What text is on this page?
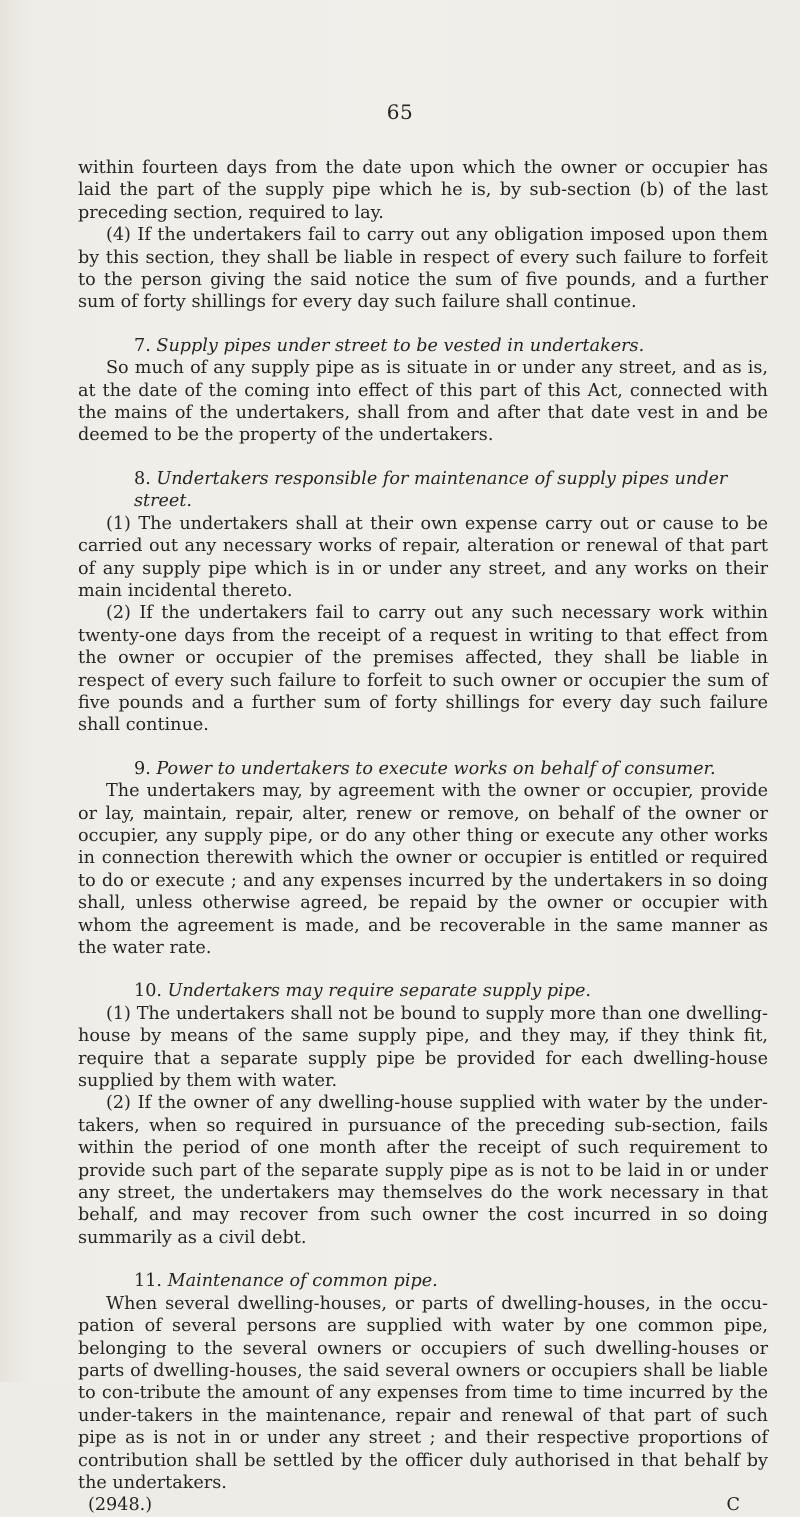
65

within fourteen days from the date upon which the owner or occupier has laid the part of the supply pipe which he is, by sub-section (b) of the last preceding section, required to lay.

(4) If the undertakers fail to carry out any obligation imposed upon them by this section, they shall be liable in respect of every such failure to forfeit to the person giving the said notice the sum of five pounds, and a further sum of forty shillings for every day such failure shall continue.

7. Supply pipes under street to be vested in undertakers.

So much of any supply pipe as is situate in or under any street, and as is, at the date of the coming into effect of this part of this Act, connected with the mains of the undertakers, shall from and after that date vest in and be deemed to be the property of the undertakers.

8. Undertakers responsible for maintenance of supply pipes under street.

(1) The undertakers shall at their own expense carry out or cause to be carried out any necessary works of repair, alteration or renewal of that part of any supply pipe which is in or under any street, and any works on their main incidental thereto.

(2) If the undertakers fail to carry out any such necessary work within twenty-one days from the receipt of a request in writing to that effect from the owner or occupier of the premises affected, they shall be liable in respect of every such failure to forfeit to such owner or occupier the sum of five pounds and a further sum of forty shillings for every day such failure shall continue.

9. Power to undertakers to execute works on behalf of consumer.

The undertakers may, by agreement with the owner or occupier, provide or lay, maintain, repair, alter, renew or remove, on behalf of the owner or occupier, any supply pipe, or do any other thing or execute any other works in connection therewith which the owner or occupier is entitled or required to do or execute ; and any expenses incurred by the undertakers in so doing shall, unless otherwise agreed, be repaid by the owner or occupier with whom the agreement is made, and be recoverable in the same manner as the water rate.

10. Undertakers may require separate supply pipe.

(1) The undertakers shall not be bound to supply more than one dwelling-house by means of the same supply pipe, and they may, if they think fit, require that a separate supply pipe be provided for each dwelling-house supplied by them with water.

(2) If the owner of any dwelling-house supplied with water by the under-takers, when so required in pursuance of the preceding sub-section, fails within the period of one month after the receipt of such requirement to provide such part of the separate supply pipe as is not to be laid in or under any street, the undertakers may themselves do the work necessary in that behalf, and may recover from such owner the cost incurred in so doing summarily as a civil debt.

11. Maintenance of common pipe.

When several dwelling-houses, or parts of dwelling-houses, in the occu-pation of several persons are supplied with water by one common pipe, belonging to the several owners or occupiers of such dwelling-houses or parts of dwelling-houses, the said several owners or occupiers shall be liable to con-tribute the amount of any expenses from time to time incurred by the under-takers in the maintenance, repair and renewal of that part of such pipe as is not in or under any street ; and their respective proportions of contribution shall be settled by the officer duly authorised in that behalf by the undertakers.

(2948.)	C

###

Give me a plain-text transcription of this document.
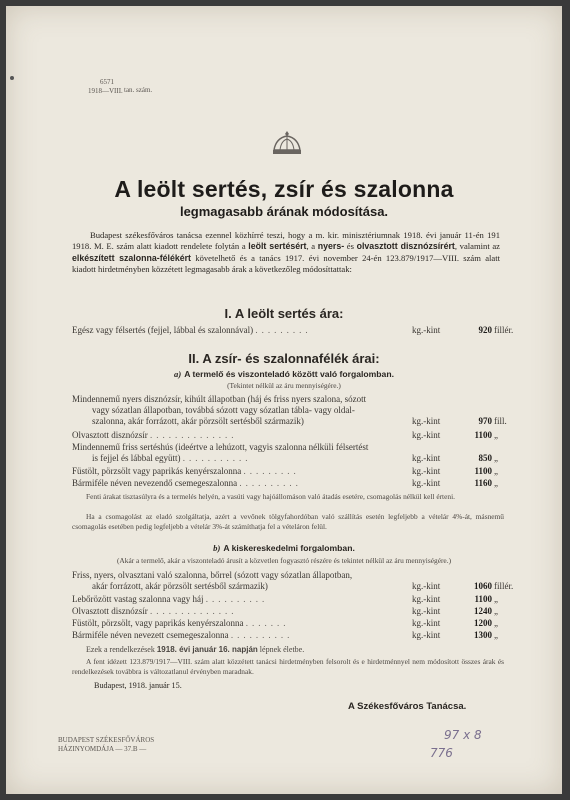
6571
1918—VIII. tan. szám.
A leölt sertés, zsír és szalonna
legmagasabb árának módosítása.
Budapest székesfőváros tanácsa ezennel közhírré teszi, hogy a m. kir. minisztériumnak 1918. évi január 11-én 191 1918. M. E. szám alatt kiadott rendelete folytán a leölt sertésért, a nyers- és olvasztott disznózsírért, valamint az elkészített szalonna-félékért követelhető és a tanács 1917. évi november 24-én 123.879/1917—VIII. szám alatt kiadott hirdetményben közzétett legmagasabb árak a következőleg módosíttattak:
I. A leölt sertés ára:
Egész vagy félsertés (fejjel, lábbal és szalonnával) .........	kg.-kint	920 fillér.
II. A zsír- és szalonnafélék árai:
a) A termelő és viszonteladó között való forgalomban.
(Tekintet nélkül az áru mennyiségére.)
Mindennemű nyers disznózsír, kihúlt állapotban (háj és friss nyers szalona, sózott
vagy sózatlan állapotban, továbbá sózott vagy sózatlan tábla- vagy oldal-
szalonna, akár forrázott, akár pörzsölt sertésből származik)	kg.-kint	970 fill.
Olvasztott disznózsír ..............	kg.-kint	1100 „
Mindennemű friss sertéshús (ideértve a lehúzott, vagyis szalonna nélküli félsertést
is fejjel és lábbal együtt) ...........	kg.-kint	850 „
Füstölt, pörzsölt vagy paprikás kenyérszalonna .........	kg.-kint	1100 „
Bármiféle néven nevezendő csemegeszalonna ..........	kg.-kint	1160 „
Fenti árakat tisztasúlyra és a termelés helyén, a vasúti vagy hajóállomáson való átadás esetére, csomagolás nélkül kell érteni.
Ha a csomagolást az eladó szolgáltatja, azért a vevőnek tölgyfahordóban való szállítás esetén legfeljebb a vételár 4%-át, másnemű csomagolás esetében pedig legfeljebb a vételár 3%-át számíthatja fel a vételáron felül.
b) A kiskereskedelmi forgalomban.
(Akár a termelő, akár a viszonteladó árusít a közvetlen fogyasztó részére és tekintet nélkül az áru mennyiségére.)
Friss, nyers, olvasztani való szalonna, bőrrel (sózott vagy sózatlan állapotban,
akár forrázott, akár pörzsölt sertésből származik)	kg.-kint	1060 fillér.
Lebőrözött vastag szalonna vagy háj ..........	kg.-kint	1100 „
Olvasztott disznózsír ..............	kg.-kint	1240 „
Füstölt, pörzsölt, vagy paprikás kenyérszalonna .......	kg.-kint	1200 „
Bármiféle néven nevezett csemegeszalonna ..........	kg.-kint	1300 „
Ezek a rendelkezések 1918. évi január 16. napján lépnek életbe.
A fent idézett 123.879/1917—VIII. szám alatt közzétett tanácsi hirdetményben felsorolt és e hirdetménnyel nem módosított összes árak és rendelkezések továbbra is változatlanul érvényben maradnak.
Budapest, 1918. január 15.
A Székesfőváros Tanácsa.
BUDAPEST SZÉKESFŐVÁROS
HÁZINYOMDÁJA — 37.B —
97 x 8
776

###

Go through the records and show every line with the string "néven" in it.

Bármiféle néven nevezendő csemegeszalonna ..........	kg.-kint	1160 „
Bármiféle néven nevezett csemegeszalonna ..........	kg.-kint	1300 „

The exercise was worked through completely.